(Auszüge aus einem Datensatz mit Layout-Annotationen)

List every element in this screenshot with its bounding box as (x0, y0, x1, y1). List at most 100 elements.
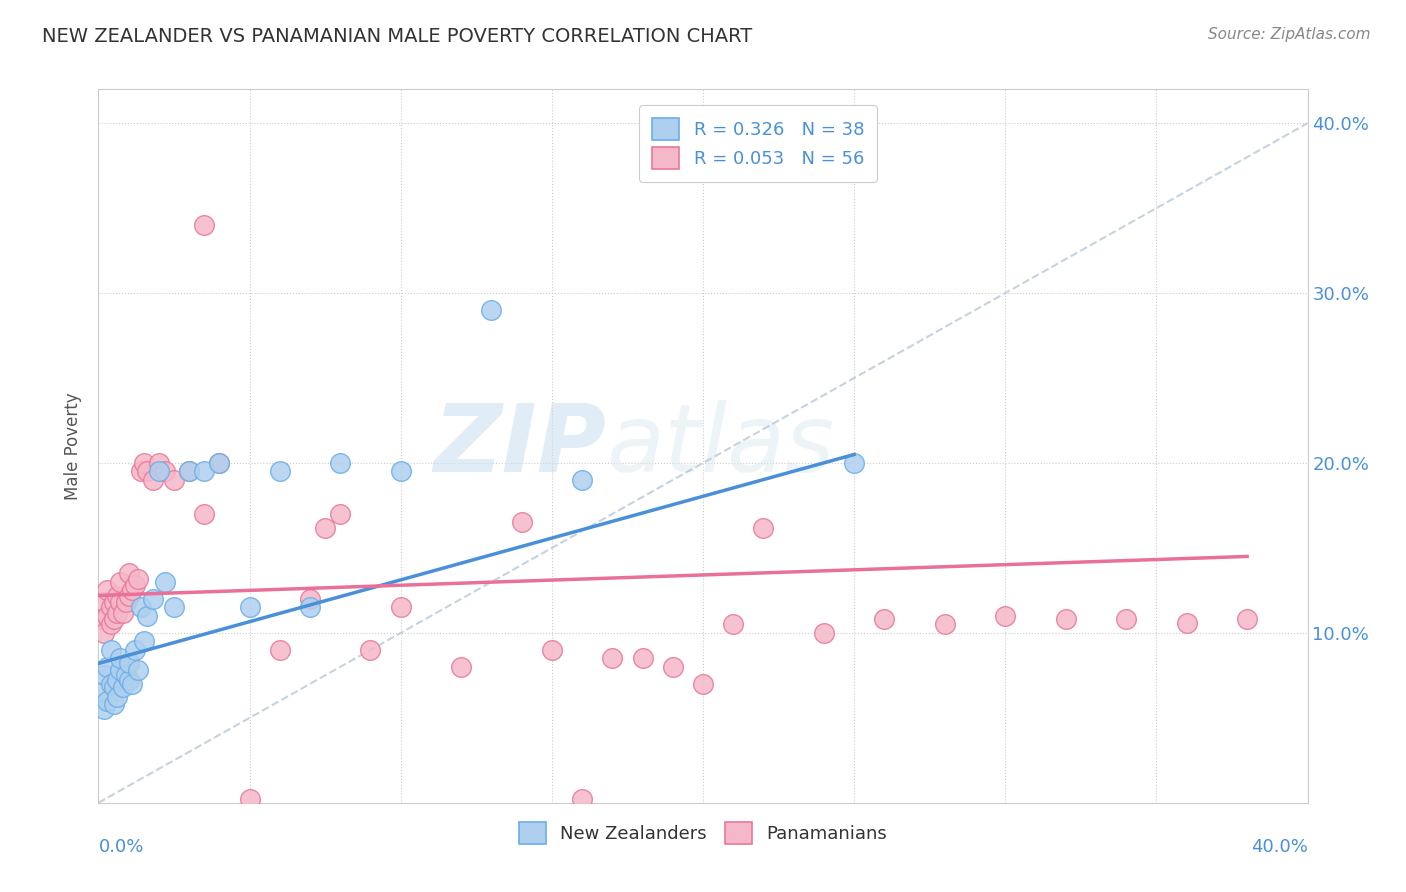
Point (813, 626, 835, 640)
Point (105, 589, 128, 603)
Point (127, 572, 149, 586)
Point (631, 651, 654, 665)
Point (100, 677, 122, 691)
Point (132, 634, 155, 648)
Point (389, 600, 412, 615)
Point (723, 617, 745, 632)
Point (142, 473, 165, 487)
Point (163, 473, 186, 487)
Point (118, 566, 141, 581)
Point (193, 507, 215, 521)
Point (602, 651, 624, 665)
Point (105, 690, 128, 705)
Point (108, 651, 131, 665)
Point (163, 600, 186, 615)
Text: ZIP: ZIP (433, 400, 606, 492)
Point (269, 465, 291, 479)
Point (132, 456, 155, 470)
Point (124, 578, 146, 592)
Point (108, 595, 131, 609)
Point (114, 668, 136, 682)
Point (90, 685, 112, 699)
Point (314, 520, 336, 534)
Point (103, 680, 125, 694)
Point (105, 673, 128, 688)
Point (93, 668, 115, 682)
Point (142, 591, 165, 606)
Point (752, 520, 775, 534)
Point (121, 677, 143, 691)
Text: atlas: atlas (606, 401, 835, 491)
Point (148, 465, 170, 479)
Point (329, 507, 352, 521)
Point (299, 591, 322, 606)
Point (100, 617, 122, 632)
Point (93, 702, 115, 716)
Point (96, 694, 118, 708)
Point (103, 698, 125, 712)
Point (1236, 612, 1258, 626)
Point (129, 465, 152, 479)
Point (844, 456, 866, 470)
Point (108, 574, 131, 589)
Legend: New Zealanders, Panamanians: New Zealanders, Panamanians (512, 814, 894, 851)
Point (299, 600, 322, 615)
Point (510, 516, 533, 530)
Point (239, 600, 262, 615)
Point (100, 643, 122, 657)
Point (93, 595, 115, 609)
Point (90, 612, 112, 626)
Point (100, 600, 122, 615)
Point (118, 673, 141, 688)
Point (994, 608, 1017, 623)
Point (96, 583, 118, 598)
Point (179, 465, 201, 479)
Point (450, 660, 472, 674)
Point (148, 456, 170, 470)
Point (193, 465, 215, 479)
Point (108, 663, 131, 677)
Point (118, 657, 141, 671)
Point (153, 465, 176, 479)
Point (124, 643, 146, 657)
Text: Source: ZipAtlas.com: Source: ZipAtlas.com (1208, 27, 1371, 42)
Point (179, 465, 201, 479)
Point (135, 608, 157, 623)
Point (692, 677, 714, 691)
Point (1115, 612, 1137, 626)
Point (239, 792, 262, 806)
Text: 0.0%: 0.0% (98, 838, 143, 856)
Point (269, 643, 291, 657)
Point (103, 612, 125, 626)
Point (934, 617, 956, 632)
Point (105, 606, 128, 620)
Point (540, 643, 562, 657)
Point (129, 600, 152, 615)
Point (329, 456, 352, 470)
Point (103, 595, 125, 609)
Point (93, 626, 115, 640)
Point (111, 606, 134, 620)
Y-axis label: Male Poverty: Male Poverty (65, 392, 83, 500)
Point (96, 608, 118, 623)
Point (208, 456, 231, 470)
Point (389, 465, 412, 479)
Point (111, 680, 134, 694)
Point (1175, 615, 1198, 630)
Point (135, 465, 157, 479)
Point (127, 663, 149, 677)
Point (118, 589, 141, 603)
Text: 40.0%: 40.0% (1251, 838, 1308, 856)
Point (661, 660, 683, 674)
Point (114, 595, 136, 609)
Point (153, 574, 176, 589)
Point (571, 792, 593, 806)
Point (873, 612, 896, 626)
Point (193, 218, 215, 232)
Point (571, 473, 593, 487)
Point (1054, 612, 1077, 626)
Text: NEW ZEALANDER VS PANAMANIAN MALE POVERTY CORRELATION CHART: NEW ZEALANDER VS PANAMANIAN MALE POVERTY… (42, 27, 752, 45)
Point (208, 456, 231, 470)
Point (360, 643, 382, 657)
Point (121, 583, 143, 598)
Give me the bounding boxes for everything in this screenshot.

AUFGABENZIEL: Formatiere alle Zeilen von der mit „Point (813, 626, 835, 640)“ bis hinunter zu der mit „Point (124, 578, 146, 592)“ als nummerierte Liste, beide eingeschlossen und ohne Leerzeilen.

RICHTIGES ERGEBNIS:
1. Point (813, 626, 835, 640)
2. Point (105, 589, 128, 603)
3. Point (127, 572, 149, 586)
4. Point (631, 651, 654, 665)
5. Point (100, 677, 122, 691)
6. Point (132, 634, 155, 648)
7. Point (389, 600, 412, 615)
8. Point (723, 617, 745, 632)
9. Point (142, 473, 165, 487)
10. Point (163, 473, 186, 487)
11. Point (118, 566, 141, 581)
12. Point (193, 507, 215, 521)
13. Point (602, 651, 624, 665)
14. Point (105, 690, 128, 705)
15. Point (108, 651, 131, 665)
16. Point (163, 600, 186, 615)
17. Text: ZIP: ZIP (433, 400, 606, 492)
18. Point (269, 465, 291, 479)
19. Point (132, 456, 155, 470)
20. Point (124, 578, 146, 592)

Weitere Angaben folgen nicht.